» **Written exercise**
Convert the entries, from the first line through the line containing "652, 903, 677]" inclusive, into a JSON list of strings with one string per line. Leave out any blank lines.

Layout dataset entries:
-------

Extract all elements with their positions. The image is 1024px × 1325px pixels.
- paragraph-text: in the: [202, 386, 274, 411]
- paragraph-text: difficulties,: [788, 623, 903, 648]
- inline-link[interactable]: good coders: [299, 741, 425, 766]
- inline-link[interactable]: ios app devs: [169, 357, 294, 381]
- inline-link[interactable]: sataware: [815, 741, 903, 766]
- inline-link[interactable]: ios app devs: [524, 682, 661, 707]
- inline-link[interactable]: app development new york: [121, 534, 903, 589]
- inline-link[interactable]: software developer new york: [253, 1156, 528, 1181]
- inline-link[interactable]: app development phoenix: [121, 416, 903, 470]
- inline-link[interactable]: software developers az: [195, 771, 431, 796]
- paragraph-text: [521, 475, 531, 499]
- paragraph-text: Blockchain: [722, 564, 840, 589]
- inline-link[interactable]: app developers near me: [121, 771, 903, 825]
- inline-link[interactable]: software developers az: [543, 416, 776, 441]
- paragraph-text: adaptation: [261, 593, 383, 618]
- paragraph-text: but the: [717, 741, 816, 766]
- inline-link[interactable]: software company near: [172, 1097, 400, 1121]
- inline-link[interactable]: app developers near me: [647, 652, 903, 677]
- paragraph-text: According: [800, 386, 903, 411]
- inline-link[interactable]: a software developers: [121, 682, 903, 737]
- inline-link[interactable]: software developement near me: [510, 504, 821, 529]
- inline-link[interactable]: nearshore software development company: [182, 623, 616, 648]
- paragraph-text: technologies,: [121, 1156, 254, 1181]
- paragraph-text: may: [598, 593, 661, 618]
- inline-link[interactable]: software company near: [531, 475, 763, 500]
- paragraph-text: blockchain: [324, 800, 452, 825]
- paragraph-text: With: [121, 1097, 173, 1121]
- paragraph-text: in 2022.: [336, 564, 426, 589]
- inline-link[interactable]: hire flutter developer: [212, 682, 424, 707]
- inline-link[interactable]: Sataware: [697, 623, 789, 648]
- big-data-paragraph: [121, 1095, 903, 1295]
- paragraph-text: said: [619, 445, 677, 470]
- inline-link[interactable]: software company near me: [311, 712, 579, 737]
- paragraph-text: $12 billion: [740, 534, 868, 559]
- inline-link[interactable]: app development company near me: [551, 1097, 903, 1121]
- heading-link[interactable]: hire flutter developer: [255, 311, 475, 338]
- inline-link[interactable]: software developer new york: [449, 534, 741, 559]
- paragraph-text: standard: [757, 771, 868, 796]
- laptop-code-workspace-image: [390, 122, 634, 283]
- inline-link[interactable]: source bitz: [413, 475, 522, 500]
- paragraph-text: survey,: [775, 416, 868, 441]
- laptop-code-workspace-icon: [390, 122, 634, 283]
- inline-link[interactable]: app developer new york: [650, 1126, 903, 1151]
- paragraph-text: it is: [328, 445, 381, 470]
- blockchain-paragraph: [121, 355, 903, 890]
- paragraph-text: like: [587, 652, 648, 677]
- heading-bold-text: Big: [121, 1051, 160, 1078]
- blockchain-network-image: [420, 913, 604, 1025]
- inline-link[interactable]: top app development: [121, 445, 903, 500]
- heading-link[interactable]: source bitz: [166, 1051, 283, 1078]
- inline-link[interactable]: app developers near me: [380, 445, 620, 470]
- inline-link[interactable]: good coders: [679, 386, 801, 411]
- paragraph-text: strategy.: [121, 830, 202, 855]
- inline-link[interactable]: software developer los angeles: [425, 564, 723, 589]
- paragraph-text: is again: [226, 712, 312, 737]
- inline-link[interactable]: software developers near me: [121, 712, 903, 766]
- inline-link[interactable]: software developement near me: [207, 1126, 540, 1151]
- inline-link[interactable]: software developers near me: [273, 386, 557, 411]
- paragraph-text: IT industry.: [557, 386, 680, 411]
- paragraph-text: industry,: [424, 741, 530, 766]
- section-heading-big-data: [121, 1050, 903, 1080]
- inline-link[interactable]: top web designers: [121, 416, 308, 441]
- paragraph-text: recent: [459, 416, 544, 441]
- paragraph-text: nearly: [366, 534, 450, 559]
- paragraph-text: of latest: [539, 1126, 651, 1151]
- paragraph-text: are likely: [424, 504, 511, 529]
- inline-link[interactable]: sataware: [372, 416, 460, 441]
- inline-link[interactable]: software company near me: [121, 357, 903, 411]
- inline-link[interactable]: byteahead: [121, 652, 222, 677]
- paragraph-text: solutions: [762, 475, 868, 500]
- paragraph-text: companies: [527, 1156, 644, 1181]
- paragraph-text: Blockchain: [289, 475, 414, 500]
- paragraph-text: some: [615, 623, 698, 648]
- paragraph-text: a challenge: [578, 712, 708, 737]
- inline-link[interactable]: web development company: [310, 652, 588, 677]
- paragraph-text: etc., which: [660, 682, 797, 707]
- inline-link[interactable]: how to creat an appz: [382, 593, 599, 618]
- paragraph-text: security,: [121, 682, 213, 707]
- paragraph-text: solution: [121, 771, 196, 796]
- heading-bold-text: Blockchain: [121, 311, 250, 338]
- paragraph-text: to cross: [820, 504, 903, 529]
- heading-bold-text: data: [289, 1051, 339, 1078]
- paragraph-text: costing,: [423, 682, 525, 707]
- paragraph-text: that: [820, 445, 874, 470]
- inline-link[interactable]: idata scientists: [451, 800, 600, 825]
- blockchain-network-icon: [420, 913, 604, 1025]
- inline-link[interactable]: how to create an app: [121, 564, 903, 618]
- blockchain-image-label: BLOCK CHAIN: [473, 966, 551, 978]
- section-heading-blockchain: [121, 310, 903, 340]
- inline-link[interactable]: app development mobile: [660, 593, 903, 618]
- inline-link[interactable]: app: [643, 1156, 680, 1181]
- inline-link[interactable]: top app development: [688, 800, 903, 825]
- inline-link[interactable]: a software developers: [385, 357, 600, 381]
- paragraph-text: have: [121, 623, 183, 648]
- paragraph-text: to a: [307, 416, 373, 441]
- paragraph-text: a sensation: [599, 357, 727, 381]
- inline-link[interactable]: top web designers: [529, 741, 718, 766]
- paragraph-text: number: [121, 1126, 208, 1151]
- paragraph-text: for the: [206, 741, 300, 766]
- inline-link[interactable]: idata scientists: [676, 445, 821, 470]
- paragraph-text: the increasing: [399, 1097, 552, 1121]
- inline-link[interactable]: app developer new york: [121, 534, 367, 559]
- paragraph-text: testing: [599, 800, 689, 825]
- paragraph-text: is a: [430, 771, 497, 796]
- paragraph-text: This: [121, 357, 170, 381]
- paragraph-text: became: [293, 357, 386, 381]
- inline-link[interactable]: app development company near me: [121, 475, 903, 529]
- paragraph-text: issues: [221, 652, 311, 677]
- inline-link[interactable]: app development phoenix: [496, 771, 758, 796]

-------

» **Exercise solution**
[
  "Extract all elements with their positions. The image is 1024px × 1325px pixels.",
  "- paragraph-text: in the: [202, 386, 274, 411]",
  "- paragraph-text: difficulties,: [788, 623, 903, 648]",
  "- inline-link[interactable]: good coders: [299, 741, 425, 766]",
  "- inline-link[interactable]: ios app devs: [169, 357, 294, 381]",
  "- inline-link[interactable]: sataware: [815, 741, 903, 766]",
  "- inline-link[interactable]: ios app devs: [524, 682, 661, 707]",
  "- inline-link[interactable]: app development new york: [121, 534, 903, 589]",
  "- inline-link[interactable]: software developer new york: [253, 1156, 528, 1181]",
  "- inline-link[interactable]: app development phoenix: [121, 416, 903, 470]",
  "- inline-link[interactable]: software developers az: [195, 771, 431, 796]",
  "- paragraph-text: [521, 475, 531, 499]",
  "- paragraph-text: Blockchain: [722, 564, 840, 589]",
  "- inline-link[interactable]: app developers near me: [121, 771, 903, 825]",
  "- inline-link[interactable]: software developers az: [543, 416, 776, 441]",
  "- paragraph-text: adaptation: [261, 593, 383, 618]",
  "- paragraph-text: but the: [717, 741, 816, 766]",
  "- inline-link[interactable]: software company near: [172, 1097, 400, 1121]",
  "- inline-link[interactable]: app developers near me: [647, 652, 903, 677]"
]